**Work instructions:**
1) Using the DyAda description, reproduce the passage from "## Dyadic Adaptivity" up to and including "number of dimensions.", changing "hypercube" to "cube".
2) According to the DyAda description, which Python versions does the package require?
3) Using the DyAda description, explain in one to three sentences what dyadic adaptivity means and how subdivision continues after the first split.

**Text under study:**
Metadata-Version: 2.3
Name: dyada
Version: 0.0.1
Dynamic: Author
Dynamic: Author-email
Summary: A Code for Memory-Saving Dyadic Adaptivity in Optimization and Simulation
Classifier: Programming Language :: Python :: 3
Requires-Python: >=3.10
Requires-Dist: bitarray
Requires-Dist: numpy
Description-Content-Type: text/markdown

# `DyAda`: A Code for Dyadic Adaptivity in Optimization, Simulation, and Machine Learning

[![Python package CI](https://github.com/freifrauvonbleifrei/DyAda/actions/workflows/python-package.yml/badge.svg)](https://github.com/freifrauvonbleifrei/DyAda/actions/workflows/python-package.yml/)
![Coverage](coverage.svg)
[![License: GPL v3](https://img.shields.io/badge/License-GPLv3-blue.svg)](https://www.gnu.org/licenses/gpl-3.0)

## Dyadic Adaptivity

Dyadic adaptivity means: A given hypercube of 2 or more dimensions may or may not
be subdivided into two parts in any number of dimensions.
Of the resulting sub-boxes, each may again be subdivided into two in any dimension,
and so forth.

**Data excerpts:**
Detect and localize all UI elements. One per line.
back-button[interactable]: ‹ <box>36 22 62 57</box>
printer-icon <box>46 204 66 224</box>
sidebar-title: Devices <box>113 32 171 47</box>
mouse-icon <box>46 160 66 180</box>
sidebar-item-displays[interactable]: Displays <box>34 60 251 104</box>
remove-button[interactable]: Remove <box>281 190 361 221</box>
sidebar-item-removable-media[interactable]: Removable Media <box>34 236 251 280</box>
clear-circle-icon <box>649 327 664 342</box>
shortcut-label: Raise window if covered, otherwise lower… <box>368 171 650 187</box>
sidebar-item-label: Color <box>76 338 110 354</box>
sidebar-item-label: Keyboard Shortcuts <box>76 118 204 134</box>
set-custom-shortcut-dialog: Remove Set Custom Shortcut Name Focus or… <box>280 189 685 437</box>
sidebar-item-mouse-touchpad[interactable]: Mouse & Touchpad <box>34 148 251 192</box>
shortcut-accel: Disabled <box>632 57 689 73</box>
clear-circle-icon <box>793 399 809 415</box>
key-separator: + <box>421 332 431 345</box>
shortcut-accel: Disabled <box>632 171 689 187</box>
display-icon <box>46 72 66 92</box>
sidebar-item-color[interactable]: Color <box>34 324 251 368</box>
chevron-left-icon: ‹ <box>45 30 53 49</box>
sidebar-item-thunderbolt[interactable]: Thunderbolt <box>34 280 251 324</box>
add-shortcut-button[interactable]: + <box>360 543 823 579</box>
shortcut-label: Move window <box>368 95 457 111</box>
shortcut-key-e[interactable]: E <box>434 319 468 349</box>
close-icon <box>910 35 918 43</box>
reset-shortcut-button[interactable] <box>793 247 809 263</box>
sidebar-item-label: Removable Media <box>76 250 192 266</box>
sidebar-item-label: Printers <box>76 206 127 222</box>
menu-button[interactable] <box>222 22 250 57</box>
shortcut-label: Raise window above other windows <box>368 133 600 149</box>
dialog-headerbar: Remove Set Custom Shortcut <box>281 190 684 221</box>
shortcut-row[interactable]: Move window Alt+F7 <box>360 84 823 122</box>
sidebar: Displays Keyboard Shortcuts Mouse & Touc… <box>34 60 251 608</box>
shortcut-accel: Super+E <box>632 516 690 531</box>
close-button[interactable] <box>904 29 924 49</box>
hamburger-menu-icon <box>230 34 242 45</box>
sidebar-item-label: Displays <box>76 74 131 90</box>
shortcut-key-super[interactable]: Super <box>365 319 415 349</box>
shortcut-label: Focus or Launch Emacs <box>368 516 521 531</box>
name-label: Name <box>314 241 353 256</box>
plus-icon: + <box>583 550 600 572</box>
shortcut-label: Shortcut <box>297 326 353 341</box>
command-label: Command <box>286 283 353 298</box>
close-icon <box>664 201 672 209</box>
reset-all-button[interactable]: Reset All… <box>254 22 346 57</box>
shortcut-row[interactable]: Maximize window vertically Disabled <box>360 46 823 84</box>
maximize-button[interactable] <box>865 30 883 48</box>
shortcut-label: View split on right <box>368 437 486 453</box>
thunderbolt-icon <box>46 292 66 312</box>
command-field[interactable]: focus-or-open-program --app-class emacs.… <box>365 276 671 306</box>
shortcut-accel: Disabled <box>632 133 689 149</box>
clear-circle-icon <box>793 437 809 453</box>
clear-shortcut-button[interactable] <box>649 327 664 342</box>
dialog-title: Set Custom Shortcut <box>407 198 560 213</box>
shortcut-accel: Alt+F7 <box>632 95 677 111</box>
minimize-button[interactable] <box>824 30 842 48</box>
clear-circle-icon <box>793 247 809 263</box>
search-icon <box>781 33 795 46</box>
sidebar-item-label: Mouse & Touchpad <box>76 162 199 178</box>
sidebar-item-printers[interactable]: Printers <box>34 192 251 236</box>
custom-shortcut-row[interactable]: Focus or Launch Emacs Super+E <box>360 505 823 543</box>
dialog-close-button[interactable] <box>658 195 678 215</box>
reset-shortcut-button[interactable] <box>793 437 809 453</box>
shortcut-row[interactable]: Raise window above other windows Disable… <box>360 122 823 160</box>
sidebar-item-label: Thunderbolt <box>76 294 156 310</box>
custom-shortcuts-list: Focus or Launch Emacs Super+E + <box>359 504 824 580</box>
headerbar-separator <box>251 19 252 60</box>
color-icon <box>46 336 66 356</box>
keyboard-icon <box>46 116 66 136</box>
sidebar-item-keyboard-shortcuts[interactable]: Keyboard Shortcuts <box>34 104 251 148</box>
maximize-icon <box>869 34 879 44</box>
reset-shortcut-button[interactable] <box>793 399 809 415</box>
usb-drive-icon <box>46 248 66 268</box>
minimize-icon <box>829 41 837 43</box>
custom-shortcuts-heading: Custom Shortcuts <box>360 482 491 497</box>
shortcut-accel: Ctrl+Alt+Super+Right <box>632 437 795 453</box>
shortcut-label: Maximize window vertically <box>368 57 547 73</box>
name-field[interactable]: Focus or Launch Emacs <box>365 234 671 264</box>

**Answers for the exercise:**
1)
## Dyadic Adaptivity

Dyadic adaptivity means: A given cube of 2 or more dimensions may or may not
be subdivided into two parts in any number of dimensions.

2) Python 3.10 or newer.

3) A hypercube of two or more dimensions may or may not be split into two parts in any number of dimensions. Each resulting sub-box may again be split into two in any dimension, and so forth.